▸ **MATERIAL**
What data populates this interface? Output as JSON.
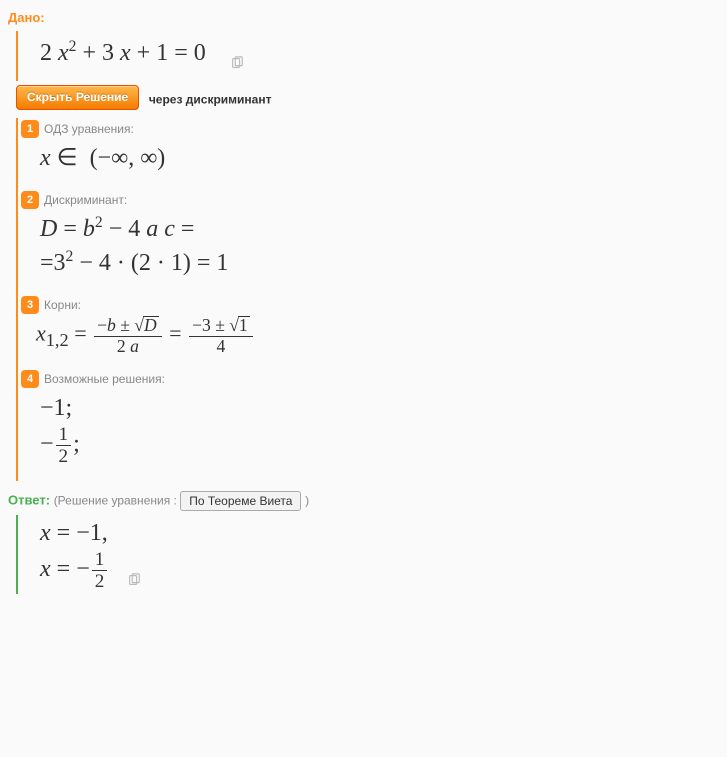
{
  "given_label": "Дано:",
  "equation": "2 x² + 3 x + 1 = 0",
  "hide_button_label": "Скрыть Решение",
  "method_label": "через дискриминант",
  "steps": [
    {
      "n": "1",
      "title": "ОДЗ уравнения:",
      "body": "x ∈  (−∞, ∞)"
    },
    {
      "n": "2",
      "title": "Дискриминант:",
      "body_line1": "D = b² − 4 a c =",
      "body_line2": "=3² − 4 · (2 · 1) = 1"
    },
    {
      "n": "3",
      "title": "Корни:",
      "prefix": "x",
      "sub": "1,2",
      "eq": " = ",
      "num1": "−b ± √D",
      "den1": "2 a",
      "num2": "−3 ± √1",
      "den2": "4"
    },
    {
      "n": "4",
      "title": "Возможные решения:",
      "sol1": "−1;",
      "sol2_pre": "−",
      "sol2_num": "1",
      "sol2_den": "2",
      "sol2_post": ";"
    }
  ],
  "answer_label": "Ответ:",
  "answer_paren_pre": "(Решение уравнения : ",
  "vieta_label": "По Теореме Виета",
  "answer_paren_post": " )",
  "answer_line1": "x = −1,",
  "answer_line2_pre": "x = −",
  "answer_line2_num": "1",
  "answer_line2_den": "2",
  "chart_data": {
    "type": "table",
    "title": "Quadratic equation solution via discriminant",
    "equation": "2x^2 + 3x + 1 = 0",
    "coefficients": {
      "a": 2,
      "b": 3,
      "c": 1
    },
    "domain": "(-inf, inf)",
    "discriminant_formula": "D = b^2 - 4ac",
    "discriminant_value": 1,
    "roots_formula": "x_{1,2} = (-b ± sqrt(D)) / (2a) = (-3 ± sqrt(1)) / 4",
    "solutions": [
      -1,
      -0.5
    ],
    "answer": [
      "x = -1",
      "x = -1/2"
    ]
  }
}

▸ **REQUIRED WORK**
Omit every picture, and otherwise quote the entries exactly.

▸ **THE OUTPUT**
What data populates this interface? Output as JSON.
{
  "given_label": "Дано:",
  "equation": "2 x² + 3 x + 1 = 0",
  "hide_button_label": "Скрыть Решение",
  "method_label": "через дискриминант",
  "steps": [
    {
      "n": "1",
      "title": "ОДЗ уравнения:",
      "body": "x ∈  (−∞, ∞)"
    },
    {
      "n": "2",
      "title": "Дискриминант:",
      "body_line1": "D = b² − 4 a c =",
      "body_line2": "=3² − 4 · (2 · 1) = 1"
    },
    {
      "n": "3",
      "title": "Корни:",
      "prefix": "x",
      "sub": "1,2",
      "eq": " = ",
      "num1": "−b ± √D",
      "den1": "2 a",
      "num2": "−3 ± √1",
      "den2": "4"
    },
    {
      "n": "4",
      "title": "Возможные решения:",
      "sol1": "−1;",
      "sol2_pre": "−",
      "sol2_num": "1",
      "sol2_den": "2",
      "sol2_post": ";"
    }
  ],
  "answer_label": "Ответ:",
  "answer_paren_pre": "(Решение уравнения : ",
  "vieta_label": "По Теореме Виета",
  "answer_paren_post": " )",
  "answer_line1": "x = −1,",
  "answer_line2_pre": "x = −",
  "answer_line2_num": "1",
  "answer_line2_den": "2",
  "chart_data": {
    "type": "table",
    "title": "Quadratic equation solution via discriminant",
    "equation": "2x^2 + 3x + 1 = 0",
    "coefficients": {
      "a": 2,
      "b": 3,
      "c": 1
    },
    "domain": "(-inf, inf)",
    "discriminant_formula": "D = b^2 - 4ac",
    "discriminant_value": 1,
    "roots_formula": "x_{1,2} = (-b ± sqrt(D)) / (2a) = (-3 ± sqrt(1)) / 4",
    "solutions": [
      -1,
      -0.5
    ],
    "answer": [
      "x = -1",
      "x = -1/2"
    ]
  }
}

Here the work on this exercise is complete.